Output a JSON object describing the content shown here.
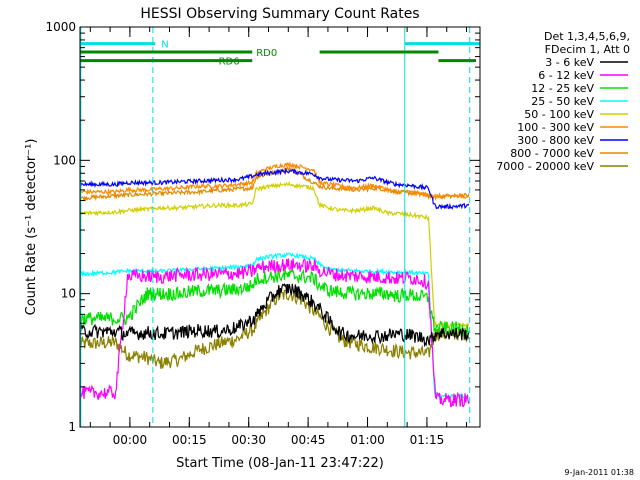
{
  "chart_data": {
    "type": "line",
    "title": "HESSI Observing Summary Count Rates",
    "xlabel": "Start Time (08-Jan-11 23:47:22)",
    "ylabel": "Count Rate (s⁻¹ detector⁻¹)",
    "x_unit": "minutes since start time",
    "xlim": [
      0,
      101
    ],
    "ylim": [
      1,
      1000
    ],
    "yscale": "log",
    "grid": false,
    "legend_position": "right",
    "x_ticks": [
      {
        "x": 12.6,
        "label": "00:00"
      },
      {
        "x": 27.6,
        "label": "00:15"
      },
      {
        "x": 42.6,
        "label": "00:30"
      },
      {
        "x": 57.6,
        "label": "00:45"
      },
      {
        "x": 72.6,
        "label": "01:00"
      },
      {
        "x": 87.6,
        "label": "01:15"
      }
    ],
    "y_ticks": [
      {
        "y": 1,
        "label": "1"
      },
      {
        "y": 10,
        "label": "10"
      },
      {
        "y": 100,
        "label": "100"
      },
      {
        "y": 1000,
        "label": "1000"
      }
    ],
    "legend_header": [
      "Det 1,3,4,5,6,9,",
      "FDecim 1, Att 0"
    ],
    "series": [
      {
        "name": "3 - 6 keV",
        "color": "#000000",
        "x": [
          0,
          9,
          12,
          17,
          20,
          25,
          30,
          35,
          40,
          44,
          47,
          50,
          53,
          56,
          60,
          63,
          66,
          70,
          73,
          76,
          80,
          83,
          86,
          88.5,
          90,
          94,
          98.4
        ],
        "y": [
          5.2,
          5.2,
          5.0,
          5.1,
          5.0,
          5.1,
          5.3,
          5.2,
          5.6,
          6.5,
          8.5,
          10.5,
          11,
          10,
          8,
          6.2,
          5.0,
          4.8,
          4.9,
          4.8,
          5.0,
          4.9,
          4.7,
          4.5,
          5.1,
          5.0,
          5.0
        ]
      },
      {
        "name": "6 - 12 keV",
        "color": "#ff00ff",
        "x": [
          0,
          4,
          9,
          12,
          17,
          20,
          25,
          30,
          35,
          40,
          43.5,
          44.5,
          47,
          50,
          53,
          56,
          59,
          60.5,
          63,
          66,
          70,
          74,
          78,
          80,
          83,
          86,
          88,
          89.5,
          90,
          94,
          98.4
        ],
        "y": [
          1.8,
          1.8,
          1.8,
          13.5,
          13.5,
          13.3,
          13.8,
          13.9,
          14,
          14.2,
          14.6,
          15.5,
          16,
          16.3,
          16.5,
          16.3,
          16,
          15,
          14.2,
          13.7,
          13.5,
          13.4,
          13.2,
          13,
          13.2,
          12.8,
          12,
          2,
          1.6,
          1.6,
          1.6
        ]
      },
      {
        "name": "12 - 25 keV",
        "color": "#00e000",
        "x": [
          0,
          9,
          12,
          17,
          20,
          25,
          30,
          35,
          40,
          43.5,
          44.5,
          47,
          50,
          53,
          56,
          59,
          60.5,
          63,
          66,
          70,
          74,
          78,
          80,
          83,
          86,
          88,
          89.5,
          90,
          94,
          98.4
        ],
        "y": [
          6.5,
          6.5,
          6.5,
          10,
          10,
          10,
          10.5,
          10.5,
          10.8,
          11.5,
          12.8,
          13.3,
          13.6,
          13.7,
          13.4,
          13,
          11.5,
          10.5,
          10.2,
          10,
          10,
          10,
          9.6,
          9.8,
          9.5,
          9.2,
          5.5,
          5.5,
          5.5,
          5.5
        ]
      },
      {
        "name": "25 - 50 keV",
        "color": "#00ffff",
        "x": [
          0,
          9,
          12,
          17,
          20,
          25,
          30,
          35,
          40,
          43.5,
          44.5,
          47,
          50,
          53,
          56,
          59,
          60.5,
          63,
          66,
          70,
          74,
          78,
          80,
          83,
          86,
          88,
          89.5,
          90,
          94,
          98.4
        ],
        "y": [
          14,
          14.5,
          14.8,
          14.8,
          14.7,
          15,
          15.3,
          15.5,
          15.8,
          16.5,
          18,
          18.8,
          19.3,
          19.5,
          19,
          18.2,
          16.5,
          15.2,
          15,
          14.8,
          14.7,
          14.6,
          14.4,
          14.5,
          14.2,
          14,
          1.8,
          1.7,
          1.7,
          1.7
        ]
      },
      {
        "name": "50 - 100 keV",
        "color": "#d0d000",
        "x": [
          0,
          9,
          12,
          17,
          20,
          25,
          30,
          35,
          40,
          43.5,
          44.5,
          47,
          50,
          53,
          56,
          59,
          60.5,
          63,
          66,
          70,
          74,
          78,
          80,
          83,
          86,
          88,
          89.5,
          90,
          94,
          98.4
        ],
        "y": [
          40,
          41,
          42,
          43,
          44,
          44,
          45,
          46,
          46,
          47,
          61,
          63,
          65,
          66,
          64,
          62,
          46,
          44,
          42,
          42,
          44,
          40,
          40,
          39,
          38,
          37,
          6,
          5.8,
          5.8,
          5.8
        ]
      },
      {
        "name": "100 - 300 keV",
        "color": "#ff8800",
        "x": [
          0,
          9,
          12,
          17,
          20,
          25,
          30,
          35,
          40,
          43.5,
          44.5,
          47,
          50,
          53,
          56,
          59,
          60.5,
          63,
          66,
          70,
          74,
          78,
          80,
          83,
          86,
          88,
          89.5,
          90,
          94,
          98.4
        ],
        "y": [
          58,
          58,
          60,
          60,
          61,
          62,
          64,
          64,
          66,
          68,
          80,
          86,
          91,
          93,
          89,
          85,
          68,
          66,
          64,
          62,
          65,
          60,
          58,
          58,
          56,
          55,
          54,
          54,
          54,
          54
        ]
      },
      {
        "name": "300 - 800 keV",
        "color": "#0000ff",
        "x": [
          0,
          9,
          12,
          17,
          20,
          25,
          30,
          35,
          40,
          43.5,
          44.5,
          47,
          50,
          53,
          56,
          59,
          60.5,
          63,
          66,
          70,
          74,
          78,
          80,
          83,
          86,
          88,
          89.5,
          90,
          94,
          98.4
        ],
        "y": [
          66,
          66,
          68,
          68,
          68,
          69,
          70,
          71,
          72,
          76,
          78,
          80,
          82,
          83,
          81,
          79,
          74,
          72,
          71,
          70,
          74,
          68,
          66,
          65,
          63,
          62,
          46,
          45,
          45,
          46
        ]
      },
      {
        "name": "800 - 7000 keV",
        "color": "#e08a00",
        "x": [
          0,
          12,
          30,
          43.5,
          44.5,
          53,
          60.5,
          63,
          70,
          75,
          80,
          86,
          88,
          89.5,
          98.4
        ],
        "y": [
          52,
          55,
          58,
          62,
          75,
          87,
          64,
          62,
          60,
          62,
          58,
          56,
          54,
          53,
          55
        ]
      },
      {
        "name": "7000 - 20000 keV",
        "color": "#8b8000",
        "x": [
          0,
          9,
          12,
          17,
          20,
          25,
          30,
          35,
          40,
          44,
          47,
          50,
          53,
          56,
          60,
          63,
          66,
          70,
          73,
          76,
          80,
          83,
          86,
          88,
          89.5,
          90,
          94,
          98.4
        ],
        "y": [
          4.2,
          4.3,
          3.5,
          3.3,
          3.0,
          3.2,
          3.8,
          4.2,
          4.6,
          5.5,
          7.5,
          9.5,
          10,
          9,
          7,
          5.5,
          4.5,
          4.2,
          4.0,
          3.9,
          3.7,
          3.6,
          3.6,
          3.5,
          4.8,
          5.0,
          5.0,
          5.0
        ]
      }
    ],
    "flag_bars": [
      {
        "label": "N",
        "color": "#00e0e0",
        "y": 750,
        "segments": [
          [
            0,
            19
          ],
          [
            82,
            101
          ]
        ],
        "label_x": 20.5
      },
      {
        "label": "RD0",
        "color": "#008800",
        "y": 650,
        "segments": [
          [
            0,
            43.5
          ],
          [
            60.5,
            90.5
          ]
        ],
        "label_x": 44.5
      },
      {
        "label": "RD6",
        "color": "#008800",
        "y": 560,
        "segments": [
          [
            0,
            43.5
          ],
          [
            90.5,
            100
          ]
        ],
        "label_x": 35
      }
    ],
    "vlines": [
      {
        "x": 0.2,
        "color": "#00e0e0",
        "style": "solid"
      },
      {
        "x": 18.4,
        "color": "#00e0e0",
        "style": "dashed"
      },
      {
        "x": 82,
        "color": "#00e0e0",
        "style": "solid"
      },
      {
        "x": 98.4,
        "color": "#00e0e0",
        "style": "dashed"
      }
    ]
  },
  "footer": {
    "timestamp": "9-Jan-2011 01:38"
  }
}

################

To be done: Wherever a line in the data above holds "Count", copy that line.

Correct result:
    "title": "HESSI Observing Summary Count Rates",
    "ylabel": "Count Rate (s⁻¹ detector⁻¹)",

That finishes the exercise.